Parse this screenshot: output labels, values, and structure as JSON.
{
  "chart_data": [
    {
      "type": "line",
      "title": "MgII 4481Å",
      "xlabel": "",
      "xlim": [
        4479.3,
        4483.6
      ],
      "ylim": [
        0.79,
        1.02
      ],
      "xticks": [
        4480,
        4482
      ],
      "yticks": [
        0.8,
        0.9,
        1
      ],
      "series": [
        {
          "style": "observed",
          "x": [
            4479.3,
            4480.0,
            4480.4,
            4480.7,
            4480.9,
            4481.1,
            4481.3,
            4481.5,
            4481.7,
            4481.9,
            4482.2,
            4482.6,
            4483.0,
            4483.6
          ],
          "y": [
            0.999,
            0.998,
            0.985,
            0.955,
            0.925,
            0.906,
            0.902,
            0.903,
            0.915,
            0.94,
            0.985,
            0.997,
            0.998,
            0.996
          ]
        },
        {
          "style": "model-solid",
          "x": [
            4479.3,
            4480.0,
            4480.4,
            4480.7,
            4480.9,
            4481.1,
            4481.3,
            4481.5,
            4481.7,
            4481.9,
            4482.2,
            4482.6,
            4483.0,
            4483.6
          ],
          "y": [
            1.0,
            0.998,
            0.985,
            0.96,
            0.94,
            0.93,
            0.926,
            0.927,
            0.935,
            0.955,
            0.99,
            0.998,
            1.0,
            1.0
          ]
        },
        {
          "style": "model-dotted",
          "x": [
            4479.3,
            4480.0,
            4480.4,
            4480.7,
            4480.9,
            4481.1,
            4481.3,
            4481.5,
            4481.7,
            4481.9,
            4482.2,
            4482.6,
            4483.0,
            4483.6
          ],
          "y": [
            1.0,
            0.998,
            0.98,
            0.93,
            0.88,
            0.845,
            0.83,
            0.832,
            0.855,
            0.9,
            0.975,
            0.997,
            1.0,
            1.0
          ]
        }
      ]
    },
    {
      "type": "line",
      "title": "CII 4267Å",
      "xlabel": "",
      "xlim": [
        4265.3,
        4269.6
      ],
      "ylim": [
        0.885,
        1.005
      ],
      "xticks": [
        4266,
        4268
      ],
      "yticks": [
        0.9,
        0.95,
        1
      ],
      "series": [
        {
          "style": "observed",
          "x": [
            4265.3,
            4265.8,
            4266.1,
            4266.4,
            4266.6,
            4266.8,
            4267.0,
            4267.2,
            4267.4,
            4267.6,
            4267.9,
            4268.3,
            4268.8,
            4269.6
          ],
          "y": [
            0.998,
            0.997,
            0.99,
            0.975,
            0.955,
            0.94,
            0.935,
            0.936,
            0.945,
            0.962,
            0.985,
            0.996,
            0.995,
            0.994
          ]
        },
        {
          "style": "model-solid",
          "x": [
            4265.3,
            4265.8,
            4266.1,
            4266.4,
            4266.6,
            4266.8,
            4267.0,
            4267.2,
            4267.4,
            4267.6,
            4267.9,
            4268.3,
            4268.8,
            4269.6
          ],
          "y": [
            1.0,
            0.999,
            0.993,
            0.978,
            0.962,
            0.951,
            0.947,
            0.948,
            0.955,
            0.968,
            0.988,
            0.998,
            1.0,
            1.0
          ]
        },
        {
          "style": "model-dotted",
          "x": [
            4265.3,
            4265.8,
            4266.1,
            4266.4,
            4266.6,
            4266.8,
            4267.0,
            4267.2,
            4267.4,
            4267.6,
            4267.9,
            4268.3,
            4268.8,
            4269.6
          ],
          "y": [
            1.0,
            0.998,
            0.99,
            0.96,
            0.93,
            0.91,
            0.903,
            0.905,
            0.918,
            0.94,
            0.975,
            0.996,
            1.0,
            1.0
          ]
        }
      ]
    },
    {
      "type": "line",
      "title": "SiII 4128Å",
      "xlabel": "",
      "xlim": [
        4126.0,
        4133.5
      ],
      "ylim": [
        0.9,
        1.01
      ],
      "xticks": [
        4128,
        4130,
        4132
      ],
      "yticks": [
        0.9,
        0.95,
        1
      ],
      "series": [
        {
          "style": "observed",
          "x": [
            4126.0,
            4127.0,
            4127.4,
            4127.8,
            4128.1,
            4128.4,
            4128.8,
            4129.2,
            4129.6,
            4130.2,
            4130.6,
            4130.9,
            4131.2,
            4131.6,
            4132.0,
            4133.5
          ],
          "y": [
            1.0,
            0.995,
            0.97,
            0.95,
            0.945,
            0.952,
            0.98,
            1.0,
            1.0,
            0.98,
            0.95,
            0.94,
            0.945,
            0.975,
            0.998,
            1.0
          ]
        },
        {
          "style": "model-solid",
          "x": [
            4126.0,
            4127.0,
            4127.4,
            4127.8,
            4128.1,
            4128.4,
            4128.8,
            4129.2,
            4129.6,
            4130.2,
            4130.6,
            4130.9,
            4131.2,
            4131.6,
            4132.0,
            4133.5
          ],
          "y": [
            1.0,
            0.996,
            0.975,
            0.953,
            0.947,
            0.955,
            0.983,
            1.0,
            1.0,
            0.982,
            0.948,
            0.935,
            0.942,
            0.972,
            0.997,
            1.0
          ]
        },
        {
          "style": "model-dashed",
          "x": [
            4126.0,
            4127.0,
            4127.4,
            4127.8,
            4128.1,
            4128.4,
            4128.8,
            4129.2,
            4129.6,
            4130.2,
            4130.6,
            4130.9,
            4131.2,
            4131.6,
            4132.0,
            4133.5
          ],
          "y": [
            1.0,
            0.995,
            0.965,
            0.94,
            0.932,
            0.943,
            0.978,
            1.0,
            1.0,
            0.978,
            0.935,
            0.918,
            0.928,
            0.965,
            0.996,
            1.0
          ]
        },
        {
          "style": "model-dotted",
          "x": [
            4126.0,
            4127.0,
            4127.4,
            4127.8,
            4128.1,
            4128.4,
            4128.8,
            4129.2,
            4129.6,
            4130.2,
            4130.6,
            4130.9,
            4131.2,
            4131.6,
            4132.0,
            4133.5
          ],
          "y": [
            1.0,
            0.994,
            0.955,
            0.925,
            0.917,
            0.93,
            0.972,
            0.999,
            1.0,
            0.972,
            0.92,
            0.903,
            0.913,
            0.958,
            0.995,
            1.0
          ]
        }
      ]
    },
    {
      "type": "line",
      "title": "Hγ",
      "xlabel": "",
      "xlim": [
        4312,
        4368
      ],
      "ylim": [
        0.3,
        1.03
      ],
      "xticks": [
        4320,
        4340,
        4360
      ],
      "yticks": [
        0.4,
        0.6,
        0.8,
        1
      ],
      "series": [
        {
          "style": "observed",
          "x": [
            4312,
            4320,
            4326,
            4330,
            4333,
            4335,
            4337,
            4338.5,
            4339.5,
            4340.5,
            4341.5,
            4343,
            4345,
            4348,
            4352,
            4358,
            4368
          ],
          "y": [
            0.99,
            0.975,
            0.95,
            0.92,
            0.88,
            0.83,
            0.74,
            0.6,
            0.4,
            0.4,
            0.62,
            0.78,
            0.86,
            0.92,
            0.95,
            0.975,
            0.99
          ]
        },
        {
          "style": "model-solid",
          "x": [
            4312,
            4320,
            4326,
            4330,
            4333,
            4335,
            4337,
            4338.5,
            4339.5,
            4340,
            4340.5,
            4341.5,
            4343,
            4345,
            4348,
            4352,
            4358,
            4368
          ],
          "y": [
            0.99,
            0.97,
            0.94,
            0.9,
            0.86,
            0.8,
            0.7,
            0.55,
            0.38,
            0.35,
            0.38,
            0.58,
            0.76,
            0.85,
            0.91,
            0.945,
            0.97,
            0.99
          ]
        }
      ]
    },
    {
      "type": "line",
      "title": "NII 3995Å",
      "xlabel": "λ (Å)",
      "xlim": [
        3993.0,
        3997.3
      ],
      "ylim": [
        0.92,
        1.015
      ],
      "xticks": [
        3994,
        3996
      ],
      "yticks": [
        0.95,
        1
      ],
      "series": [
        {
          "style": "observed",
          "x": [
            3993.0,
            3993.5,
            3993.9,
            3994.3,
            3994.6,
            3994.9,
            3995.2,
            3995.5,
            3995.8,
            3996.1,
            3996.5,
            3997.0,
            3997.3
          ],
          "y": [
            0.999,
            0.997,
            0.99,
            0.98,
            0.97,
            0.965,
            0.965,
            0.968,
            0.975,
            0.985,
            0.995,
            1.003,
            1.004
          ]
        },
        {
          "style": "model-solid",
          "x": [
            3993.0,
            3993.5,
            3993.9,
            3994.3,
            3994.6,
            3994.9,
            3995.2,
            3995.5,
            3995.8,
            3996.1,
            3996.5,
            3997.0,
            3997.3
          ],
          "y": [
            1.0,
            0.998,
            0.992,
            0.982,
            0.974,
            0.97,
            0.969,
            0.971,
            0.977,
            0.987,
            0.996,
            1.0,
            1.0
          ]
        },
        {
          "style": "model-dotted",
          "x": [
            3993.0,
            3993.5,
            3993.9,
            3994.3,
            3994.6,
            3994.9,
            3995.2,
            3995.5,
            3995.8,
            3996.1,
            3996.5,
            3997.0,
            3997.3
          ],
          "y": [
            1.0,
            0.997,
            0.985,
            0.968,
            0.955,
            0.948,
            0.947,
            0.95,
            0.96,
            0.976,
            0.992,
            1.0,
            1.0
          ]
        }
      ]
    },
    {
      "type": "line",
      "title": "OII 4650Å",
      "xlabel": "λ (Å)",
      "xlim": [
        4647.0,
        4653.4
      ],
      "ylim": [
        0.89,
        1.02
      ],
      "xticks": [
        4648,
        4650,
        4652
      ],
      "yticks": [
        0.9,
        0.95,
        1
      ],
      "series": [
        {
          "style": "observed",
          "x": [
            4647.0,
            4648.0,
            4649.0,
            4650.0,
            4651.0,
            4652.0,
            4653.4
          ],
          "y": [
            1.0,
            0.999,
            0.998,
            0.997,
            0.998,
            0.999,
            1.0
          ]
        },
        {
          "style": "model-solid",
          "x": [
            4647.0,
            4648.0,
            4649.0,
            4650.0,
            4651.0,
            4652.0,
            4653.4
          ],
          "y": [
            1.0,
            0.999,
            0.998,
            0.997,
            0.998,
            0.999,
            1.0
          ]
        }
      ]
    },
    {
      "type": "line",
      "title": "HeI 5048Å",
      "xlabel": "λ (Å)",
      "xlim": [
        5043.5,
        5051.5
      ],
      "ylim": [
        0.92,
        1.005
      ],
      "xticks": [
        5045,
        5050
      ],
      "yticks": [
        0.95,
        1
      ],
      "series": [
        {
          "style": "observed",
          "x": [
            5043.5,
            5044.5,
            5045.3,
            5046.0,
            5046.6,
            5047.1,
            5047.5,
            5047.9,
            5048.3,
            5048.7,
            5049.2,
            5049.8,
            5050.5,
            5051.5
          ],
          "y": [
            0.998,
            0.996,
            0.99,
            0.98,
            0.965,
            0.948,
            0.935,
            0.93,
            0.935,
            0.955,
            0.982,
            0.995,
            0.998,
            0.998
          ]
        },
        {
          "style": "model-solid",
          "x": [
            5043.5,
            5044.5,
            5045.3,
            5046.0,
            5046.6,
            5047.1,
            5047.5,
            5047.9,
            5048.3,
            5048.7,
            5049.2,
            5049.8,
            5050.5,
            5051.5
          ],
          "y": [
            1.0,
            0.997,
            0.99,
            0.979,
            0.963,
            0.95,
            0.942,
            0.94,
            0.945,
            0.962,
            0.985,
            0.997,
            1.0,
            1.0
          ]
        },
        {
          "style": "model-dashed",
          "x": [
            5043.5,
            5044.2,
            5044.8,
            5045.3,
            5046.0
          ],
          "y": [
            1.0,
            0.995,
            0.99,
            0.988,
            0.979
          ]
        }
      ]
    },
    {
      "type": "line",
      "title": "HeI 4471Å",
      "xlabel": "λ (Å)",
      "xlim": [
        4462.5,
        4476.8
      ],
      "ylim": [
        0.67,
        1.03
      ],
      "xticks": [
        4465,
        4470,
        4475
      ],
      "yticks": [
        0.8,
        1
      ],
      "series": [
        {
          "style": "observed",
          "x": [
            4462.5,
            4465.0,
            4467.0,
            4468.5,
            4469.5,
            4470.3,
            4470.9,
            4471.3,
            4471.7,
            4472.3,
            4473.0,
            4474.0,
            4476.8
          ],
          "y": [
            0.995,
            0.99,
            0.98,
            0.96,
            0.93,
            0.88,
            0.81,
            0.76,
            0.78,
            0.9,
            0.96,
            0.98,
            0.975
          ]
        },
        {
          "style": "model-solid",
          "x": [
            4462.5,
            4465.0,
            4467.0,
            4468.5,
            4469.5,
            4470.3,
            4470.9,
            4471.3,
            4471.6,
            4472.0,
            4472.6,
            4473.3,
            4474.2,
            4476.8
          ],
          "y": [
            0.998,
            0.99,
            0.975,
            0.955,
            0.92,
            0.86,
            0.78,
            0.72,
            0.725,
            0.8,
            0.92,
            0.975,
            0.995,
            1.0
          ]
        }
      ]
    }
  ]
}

● ● ● ● ● ● ●

§ **EXERCISE INSTRUCTIONS**: Give every line of the material that includes the string "title".

§ **REPLY TO THE TASK**:
      "title": "MgII 4481Å",
      "title": "CII 4267Å",
      "title": "SiII 4128Å",
      "title": "Hγ",
      "title": "NII 3995Å",
      "title": "OII 4650Å",
      "title": "HeI 5048Å",
      "title": "HeI 4471Å",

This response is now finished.